● Your instructions: Count lines, not occurrences: give the number of lines holding the word "delete", and nothing besides.

● Dataset extract:
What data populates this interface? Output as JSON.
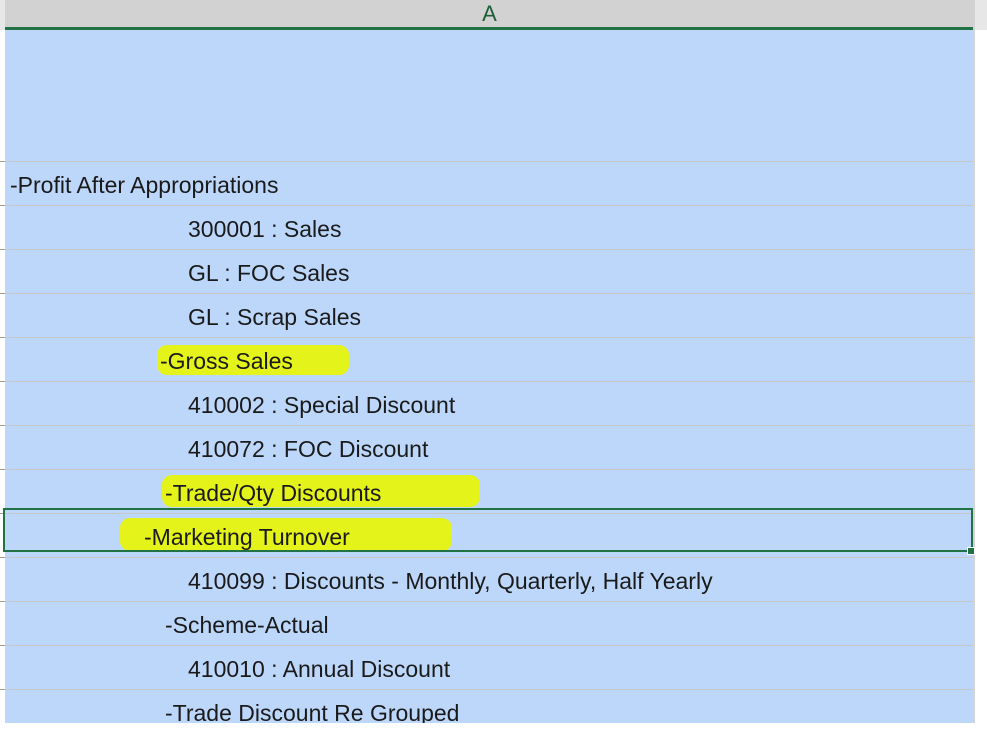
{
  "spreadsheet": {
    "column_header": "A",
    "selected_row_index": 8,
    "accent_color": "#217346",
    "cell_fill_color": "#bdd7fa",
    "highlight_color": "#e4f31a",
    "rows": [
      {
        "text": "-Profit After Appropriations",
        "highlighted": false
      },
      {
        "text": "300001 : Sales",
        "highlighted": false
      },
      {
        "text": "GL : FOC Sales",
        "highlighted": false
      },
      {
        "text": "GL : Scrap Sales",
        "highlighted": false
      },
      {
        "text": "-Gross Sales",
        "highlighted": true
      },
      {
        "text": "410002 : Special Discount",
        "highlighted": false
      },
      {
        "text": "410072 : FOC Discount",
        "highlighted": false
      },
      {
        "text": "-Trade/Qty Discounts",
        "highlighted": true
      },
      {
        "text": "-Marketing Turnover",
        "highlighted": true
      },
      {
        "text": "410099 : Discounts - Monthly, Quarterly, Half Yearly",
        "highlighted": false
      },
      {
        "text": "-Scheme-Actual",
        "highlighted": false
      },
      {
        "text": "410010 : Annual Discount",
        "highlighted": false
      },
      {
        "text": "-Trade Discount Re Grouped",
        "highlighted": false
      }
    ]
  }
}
--
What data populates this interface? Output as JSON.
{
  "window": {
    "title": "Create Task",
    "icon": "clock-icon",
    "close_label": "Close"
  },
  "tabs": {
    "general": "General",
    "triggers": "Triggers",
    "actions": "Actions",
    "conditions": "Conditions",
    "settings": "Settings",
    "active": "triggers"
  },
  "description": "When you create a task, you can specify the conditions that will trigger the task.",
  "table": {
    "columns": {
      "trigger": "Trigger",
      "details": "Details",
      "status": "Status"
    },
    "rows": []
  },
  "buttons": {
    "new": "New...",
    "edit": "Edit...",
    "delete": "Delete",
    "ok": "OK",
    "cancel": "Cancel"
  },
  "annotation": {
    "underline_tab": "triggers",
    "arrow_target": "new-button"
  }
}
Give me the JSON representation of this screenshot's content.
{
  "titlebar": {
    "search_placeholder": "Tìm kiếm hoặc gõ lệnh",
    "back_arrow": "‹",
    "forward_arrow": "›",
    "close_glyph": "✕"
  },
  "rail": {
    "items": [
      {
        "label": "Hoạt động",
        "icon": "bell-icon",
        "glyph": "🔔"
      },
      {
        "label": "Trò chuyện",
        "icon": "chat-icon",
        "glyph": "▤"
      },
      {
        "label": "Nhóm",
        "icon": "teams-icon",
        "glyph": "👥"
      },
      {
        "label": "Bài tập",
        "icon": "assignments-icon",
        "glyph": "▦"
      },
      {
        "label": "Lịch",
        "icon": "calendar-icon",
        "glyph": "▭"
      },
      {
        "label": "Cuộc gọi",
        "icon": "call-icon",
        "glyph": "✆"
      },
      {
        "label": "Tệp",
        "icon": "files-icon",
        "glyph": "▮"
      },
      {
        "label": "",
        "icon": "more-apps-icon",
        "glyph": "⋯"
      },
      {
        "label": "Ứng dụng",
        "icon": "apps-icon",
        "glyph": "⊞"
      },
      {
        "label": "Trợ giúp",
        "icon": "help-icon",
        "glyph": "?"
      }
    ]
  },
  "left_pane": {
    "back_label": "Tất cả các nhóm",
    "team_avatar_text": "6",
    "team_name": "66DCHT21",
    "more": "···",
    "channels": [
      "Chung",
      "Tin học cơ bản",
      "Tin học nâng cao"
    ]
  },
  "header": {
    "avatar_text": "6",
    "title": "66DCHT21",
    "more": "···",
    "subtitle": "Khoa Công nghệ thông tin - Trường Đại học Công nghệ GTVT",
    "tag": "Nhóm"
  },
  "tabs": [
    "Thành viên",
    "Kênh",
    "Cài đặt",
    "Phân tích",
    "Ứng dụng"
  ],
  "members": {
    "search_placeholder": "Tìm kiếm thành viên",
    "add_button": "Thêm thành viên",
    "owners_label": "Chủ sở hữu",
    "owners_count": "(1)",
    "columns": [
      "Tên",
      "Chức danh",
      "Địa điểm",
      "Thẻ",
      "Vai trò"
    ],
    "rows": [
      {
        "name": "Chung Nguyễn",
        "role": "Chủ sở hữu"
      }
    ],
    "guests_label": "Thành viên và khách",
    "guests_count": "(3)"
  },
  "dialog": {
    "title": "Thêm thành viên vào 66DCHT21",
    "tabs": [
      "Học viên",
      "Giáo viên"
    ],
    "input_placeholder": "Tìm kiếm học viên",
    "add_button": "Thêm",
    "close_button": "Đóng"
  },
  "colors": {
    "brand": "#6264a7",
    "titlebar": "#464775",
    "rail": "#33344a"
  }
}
---
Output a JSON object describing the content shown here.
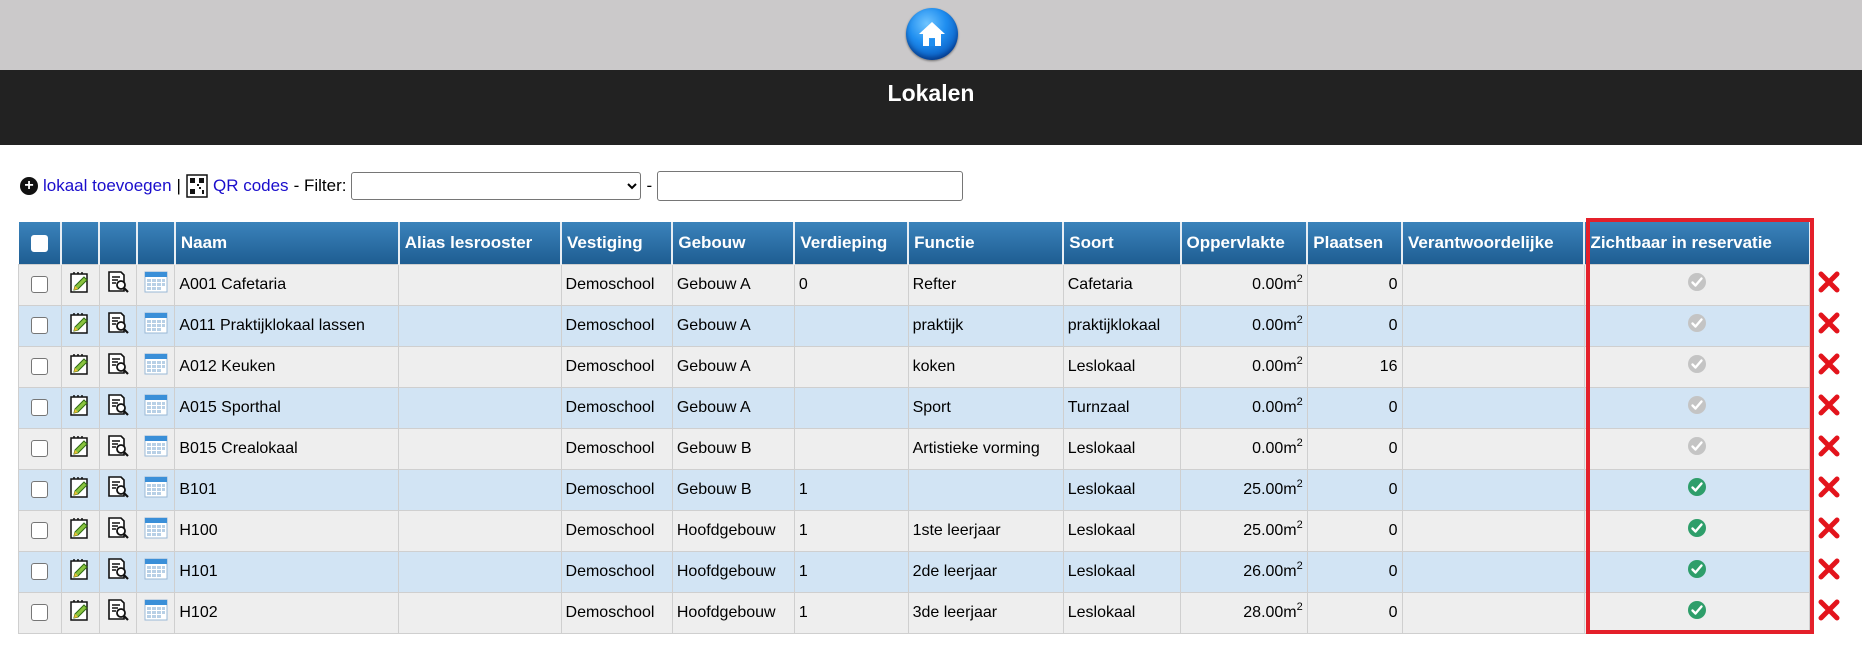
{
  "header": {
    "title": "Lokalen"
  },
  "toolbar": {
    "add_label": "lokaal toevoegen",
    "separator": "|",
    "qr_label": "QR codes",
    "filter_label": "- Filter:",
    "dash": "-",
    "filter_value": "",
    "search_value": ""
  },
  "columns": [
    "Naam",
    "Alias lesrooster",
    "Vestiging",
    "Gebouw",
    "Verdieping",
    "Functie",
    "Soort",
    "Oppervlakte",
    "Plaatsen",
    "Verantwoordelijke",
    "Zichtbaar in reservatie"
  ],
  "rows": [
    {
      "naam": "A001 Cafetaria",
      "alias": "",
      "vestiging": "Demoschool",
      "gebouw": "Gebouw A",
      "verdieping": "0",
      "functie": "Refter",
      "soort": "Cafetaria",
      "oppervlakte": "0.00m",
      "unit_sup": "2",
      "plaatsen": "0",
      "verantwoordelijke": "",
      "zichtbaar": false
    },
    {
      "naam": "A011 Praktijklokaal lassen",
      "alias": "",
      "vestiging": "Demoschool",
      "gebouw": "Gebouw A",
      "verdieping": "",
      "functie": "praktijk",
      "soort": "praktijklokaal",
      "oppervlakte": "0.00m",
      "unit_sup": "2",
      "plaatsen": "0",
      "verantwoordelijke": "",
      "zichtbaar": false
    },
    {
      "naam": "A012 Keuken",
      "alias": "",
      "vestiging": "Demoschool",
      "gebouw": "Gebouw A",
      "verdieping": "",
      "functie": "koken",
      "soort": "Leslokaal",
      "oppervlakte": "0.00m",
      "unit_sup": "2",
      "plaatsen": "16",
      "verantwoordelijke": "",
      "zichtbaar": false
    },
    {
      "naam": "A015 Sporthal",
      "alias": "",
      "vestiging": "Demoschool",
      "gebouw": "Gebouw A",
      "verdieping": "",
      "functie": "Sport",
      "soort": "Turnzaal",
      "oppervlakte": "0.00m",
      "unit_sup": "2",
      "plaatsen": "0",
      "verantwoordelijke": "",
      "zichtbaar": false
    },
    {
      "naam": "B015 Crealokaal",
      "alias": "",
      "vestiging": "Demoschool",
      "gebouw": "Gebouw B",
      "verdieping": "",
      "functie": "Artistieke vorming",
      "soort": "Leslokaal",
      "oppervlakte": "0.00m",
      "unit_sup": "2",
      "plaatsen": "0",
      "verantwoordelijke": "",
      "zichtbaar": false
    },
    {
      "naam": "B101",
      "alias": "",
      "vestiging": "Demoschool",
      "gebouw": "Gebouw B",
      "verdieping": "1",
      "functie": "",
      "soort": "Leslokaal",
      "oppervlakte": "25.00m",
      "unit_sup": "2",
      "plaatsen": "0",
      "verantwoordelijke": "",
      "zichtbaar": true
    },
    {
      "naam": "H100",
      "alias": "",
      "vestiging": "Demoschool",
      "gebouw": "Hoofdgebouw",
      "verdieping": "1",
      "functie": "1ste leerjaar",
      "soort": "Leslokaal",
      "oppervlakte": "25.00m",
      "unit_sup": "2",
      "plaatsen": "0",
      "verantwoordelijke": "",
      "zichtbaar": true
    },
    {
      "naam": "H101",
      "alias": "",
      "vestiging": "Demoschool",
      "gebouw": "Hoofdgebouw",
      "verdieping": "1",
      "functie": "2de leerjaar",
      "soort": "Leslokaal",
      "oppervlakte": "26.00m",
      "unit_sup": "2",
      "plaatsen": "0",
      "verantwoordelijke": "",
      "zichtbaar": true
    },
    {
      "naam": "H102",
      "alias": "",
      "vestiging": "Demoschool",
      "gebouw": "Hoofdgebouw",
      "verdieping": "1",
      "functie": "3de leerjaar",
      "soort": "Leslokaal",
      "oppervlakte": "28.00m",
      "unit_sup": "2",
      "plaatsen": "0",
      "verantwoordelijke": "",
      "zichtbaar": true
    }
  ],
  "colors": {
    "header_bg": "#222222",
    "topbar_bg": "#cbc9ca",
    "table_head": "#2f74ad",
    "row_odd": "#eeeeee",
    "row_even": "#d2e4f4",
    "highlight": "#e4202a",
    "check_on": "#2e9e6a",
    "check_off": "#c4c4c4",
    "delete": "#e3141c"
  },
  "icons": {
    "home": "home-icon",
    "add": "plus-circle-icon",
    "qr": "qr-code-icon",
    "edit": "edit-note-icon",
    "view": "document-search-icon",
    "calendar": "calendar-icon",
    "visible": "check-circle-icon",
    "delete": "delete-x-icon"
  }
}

● Written solution: 3